[FRAGMENT TEKSTU]:
────────────────────

Nasza Loteria NaM - pasek na kartach artykułów

Wisła Kraków. Patryk Gogół szykuje się na trzecią wizytę na Stadionie Narodowym

Bartosz Karcz
Bartosz Karcz
Wojciech Matusik
Patryk Gogół zanotował w piątek udane wejście na boisko w meczu z Podbeskidziem Bielsko-Biała. To on przypieczętował golem na 3:1 wygraną Wisły Kraków.

WISŁA KRAKÓW. Najbogatszy serwis w Polsce o piłkarskiej drużynie "Białej Gwiazdy"

- Asysta w Rzeszowie w meczu z Resovią, gol w spotkaniu z Podbeskidziem. Powrót do gry po kontuzji wiąże się dla pana z konkretami.
- Na pewno cieszę się przede wszystkim z tego, że wróciłem do zdrowia, że znów mogę grać, że jestem w dobrej dyspozycji. Przede wszystkim dobrze się czuję, nie mam już w głowie takiej blokady, że z prawym kolanem jest coś nie tak, że nie funkcjonuje tak jak lewe. To daje mi większą swobodę.

────────────────────

[PODANE INFORMACJE]:
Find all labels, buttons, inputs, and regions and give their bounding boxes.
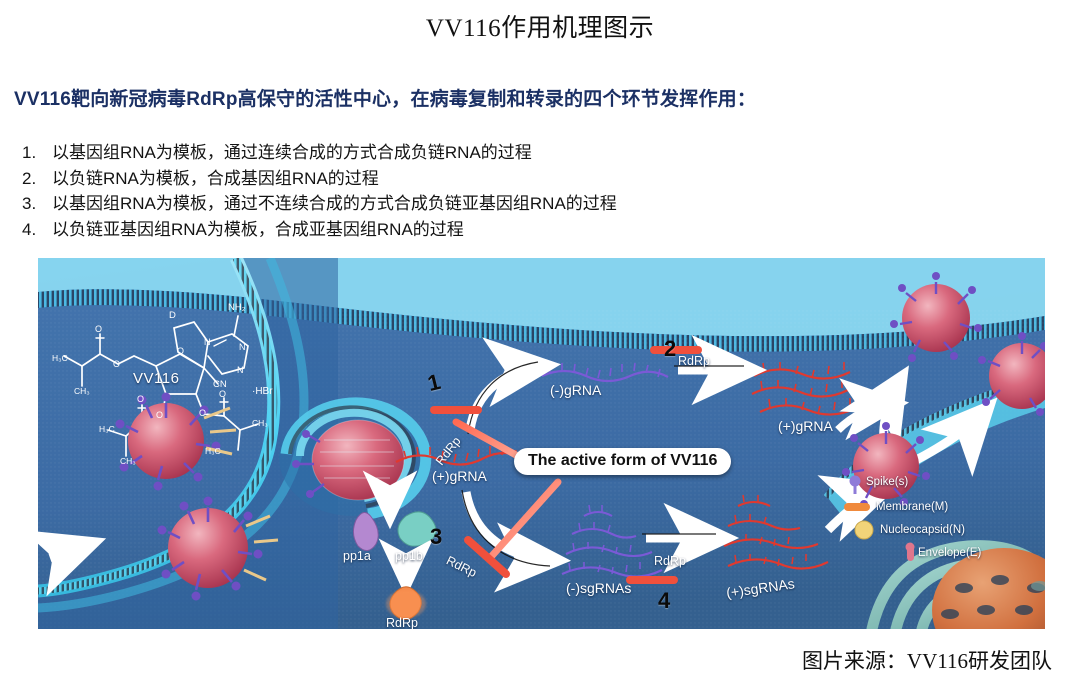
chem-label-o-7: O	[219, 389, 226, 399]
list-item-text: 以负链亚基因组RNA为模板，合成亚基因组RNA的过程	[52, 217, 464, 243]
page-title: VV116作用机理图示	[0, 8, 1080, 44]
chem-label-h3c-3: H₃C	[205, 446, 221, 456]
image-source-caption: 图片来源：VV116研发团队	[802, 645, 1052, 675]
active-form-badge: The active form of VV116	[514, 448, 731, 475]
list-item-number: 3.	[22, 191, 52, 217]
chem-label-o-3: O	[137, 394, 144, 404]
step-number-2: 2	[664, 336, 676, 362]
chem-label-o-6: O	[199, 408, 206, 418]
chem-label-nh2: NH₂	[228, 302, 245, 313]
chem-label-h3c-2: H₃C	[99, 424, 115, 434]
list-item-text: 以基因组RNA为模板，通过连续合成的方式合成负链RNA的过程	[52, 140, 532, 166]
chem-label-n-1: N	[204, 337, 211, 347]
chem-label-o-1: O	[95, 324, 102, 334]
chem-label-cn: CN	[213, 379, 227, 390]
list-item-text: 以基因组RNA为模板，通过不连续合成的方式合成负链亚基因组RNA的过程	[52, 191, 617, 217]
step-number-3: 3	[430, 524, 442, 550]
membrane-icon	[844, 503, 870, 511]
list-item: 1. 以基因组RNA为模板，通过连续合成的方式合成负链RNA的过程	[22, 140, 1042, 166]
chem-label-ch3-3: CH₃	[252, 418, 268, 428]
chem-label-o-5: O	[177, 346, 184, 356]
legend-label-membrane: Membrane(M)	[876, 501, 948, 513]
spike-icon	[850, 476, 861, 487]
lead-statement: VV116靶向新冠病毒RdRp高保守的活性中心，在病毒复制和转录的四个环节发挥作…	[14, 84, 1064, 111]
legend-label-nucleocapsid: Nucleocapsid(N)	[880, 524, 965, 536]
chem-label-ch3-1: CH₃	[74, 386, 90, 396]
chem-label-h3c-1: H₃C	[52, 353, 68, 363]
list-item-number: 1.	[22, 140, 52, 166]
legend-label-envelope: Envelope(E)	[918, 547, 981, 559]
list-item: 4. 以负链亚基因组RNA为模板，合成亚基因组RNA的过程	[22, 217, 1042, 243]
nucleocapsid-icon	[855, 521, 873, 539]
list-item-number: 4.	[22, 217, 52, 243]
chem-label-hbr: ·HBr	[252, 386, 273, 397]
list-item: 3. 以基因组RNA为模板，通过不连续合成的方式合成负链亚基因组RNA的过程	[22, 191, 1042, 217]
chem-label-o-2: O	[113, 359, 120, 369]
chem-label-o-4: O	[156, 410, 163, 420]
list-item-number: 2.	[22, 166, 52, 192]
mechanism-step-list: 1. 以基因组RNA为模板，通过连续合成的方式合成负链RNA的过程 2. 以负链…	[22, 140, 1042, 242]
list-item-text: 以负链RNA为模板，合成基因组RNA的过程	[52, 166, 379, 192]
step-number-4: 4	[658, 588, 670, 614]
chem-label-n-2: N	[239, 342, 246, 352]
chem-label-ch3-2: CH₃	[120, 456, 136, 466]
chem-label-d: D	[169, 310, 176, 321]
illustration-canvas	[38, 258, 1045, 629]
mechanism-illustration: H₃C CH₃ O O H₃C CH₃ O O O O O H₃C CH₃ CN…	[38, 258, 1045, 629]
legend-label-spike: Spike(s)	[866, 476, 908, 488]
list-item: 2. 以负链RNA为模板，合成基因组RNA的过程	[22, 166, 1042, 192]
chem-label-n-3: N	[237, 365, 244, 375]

────────────────────

[POLECENIE]: Wypisz bez żadnych zmian fragment wywiadu z Patrykiem Gogołem, zaczynając od „- Na pewno cieszę” i kończąc na „mi większą swobodę.”.

[ODPOWIEDŹ]:
- Na pewno cieszę się przede wszystkim z tego, że wróciłem do zdrowia, że znów mogę grać, że jestem w dobrej dyspozycji. Przede wszystkim dobrze się czuję, nie mam już w głowie takiej blokady, że z prawym kolanem jest coś nie tak, że nie funkcjonuje tak jak lewe. To daje mi większą swobodę.